▶

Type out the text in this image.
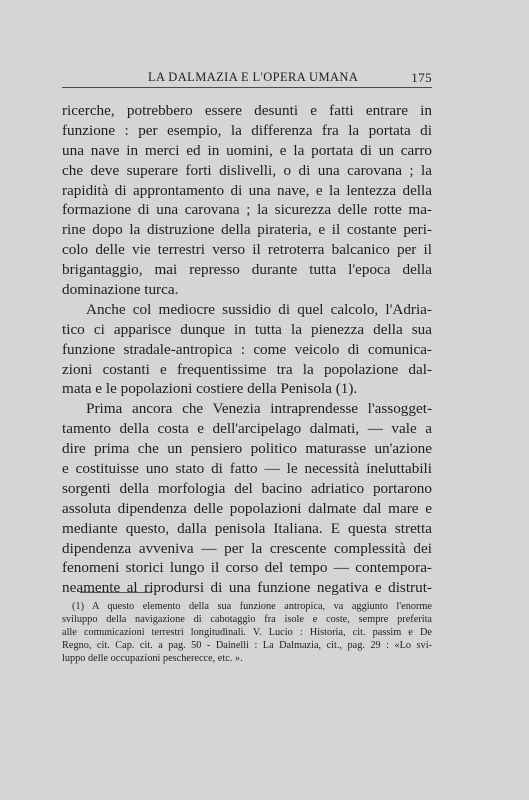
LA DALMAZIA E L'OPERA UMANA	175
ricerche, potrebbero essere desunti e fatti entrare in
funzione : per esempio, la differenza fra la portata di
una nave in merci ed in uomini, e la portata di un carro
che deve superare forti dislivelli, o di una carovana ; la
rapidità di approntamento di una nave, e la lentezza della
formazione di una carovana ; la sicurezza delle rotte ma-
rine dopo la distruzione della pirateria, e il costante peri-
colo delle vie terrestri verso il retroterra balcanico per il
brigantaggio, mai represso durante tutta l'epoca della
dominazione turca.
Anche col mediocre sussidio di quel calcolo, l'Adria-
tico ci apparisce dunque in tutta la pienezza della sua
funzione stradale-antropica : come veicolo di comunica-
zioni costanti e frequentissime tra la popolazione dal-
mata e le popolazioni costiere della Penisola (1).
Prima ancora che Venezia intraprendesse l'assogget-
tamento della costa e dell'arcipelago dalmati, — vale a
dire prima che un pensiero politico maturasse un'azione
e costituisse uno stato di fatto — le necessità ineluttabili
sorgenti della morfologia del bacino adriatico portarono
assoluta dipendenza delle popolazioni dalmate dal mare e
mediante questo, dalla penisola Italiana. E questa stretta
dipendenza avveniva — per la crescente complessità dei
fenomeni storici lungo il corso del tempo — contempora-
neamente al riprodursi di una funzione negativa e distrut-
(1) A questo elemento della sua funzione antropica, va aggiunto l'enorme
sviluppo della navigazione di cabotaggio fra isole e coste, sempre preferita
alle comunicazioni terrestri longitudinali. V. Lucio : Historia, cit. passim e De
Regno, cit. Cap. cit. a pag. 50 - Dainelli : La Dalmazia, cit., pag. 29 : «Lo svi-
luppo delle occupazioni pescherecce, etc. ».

◀
▶

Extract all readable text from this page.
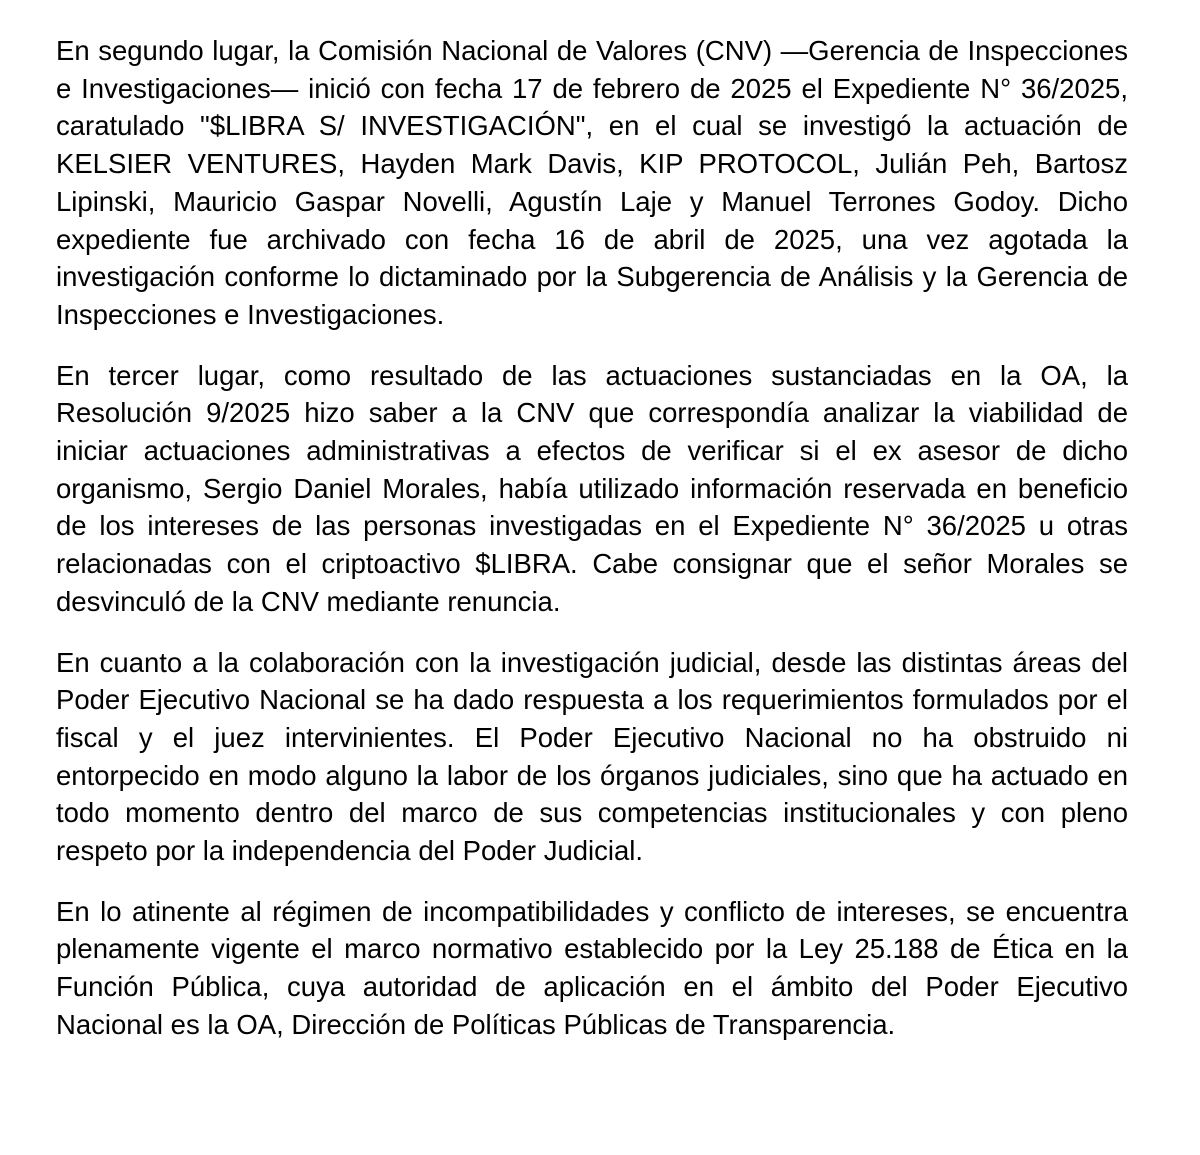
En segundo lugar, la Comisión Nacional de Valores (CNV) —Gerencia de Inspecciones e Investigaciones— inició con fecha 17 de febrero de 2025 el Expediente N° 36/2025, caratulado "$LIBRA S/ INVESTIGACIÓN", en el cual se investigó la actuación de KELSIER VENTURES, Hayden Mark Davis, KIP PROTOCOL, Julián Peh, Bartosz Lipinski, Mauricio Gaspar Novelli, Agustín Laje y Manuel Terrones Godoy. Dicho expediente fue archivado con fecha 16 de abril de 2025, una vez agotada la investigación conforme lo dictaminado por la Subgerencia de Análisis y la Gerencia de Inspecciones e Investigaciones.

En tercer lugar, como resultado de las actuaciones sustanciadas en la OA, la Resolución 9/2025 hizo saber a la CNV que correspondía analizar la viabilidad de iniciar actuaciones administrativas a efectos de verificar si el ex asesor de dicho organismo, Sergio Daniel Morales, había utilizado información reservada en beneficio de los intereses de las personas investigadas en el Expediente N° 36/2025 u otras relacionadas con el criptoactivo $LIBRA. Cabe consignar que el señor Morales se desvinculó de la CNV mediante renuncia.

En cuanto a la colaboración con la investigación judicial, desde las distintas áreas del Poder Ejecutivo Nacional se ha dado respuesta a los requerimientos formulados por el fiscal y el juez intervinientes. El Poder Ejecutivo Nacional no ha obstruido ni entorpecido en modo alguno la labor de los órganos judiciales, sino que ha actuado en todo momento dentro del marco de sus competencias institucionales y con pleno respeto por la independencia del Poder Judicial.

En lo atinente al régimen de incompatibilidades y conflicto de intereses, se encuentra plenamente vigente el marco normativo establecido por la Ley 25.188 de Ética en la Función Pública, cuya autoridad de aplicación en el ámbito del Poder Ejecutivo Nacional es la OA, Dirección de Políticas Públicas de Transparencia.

◀

Report the number of lines in the listing that include the string "marco"; give nothing but the number.

2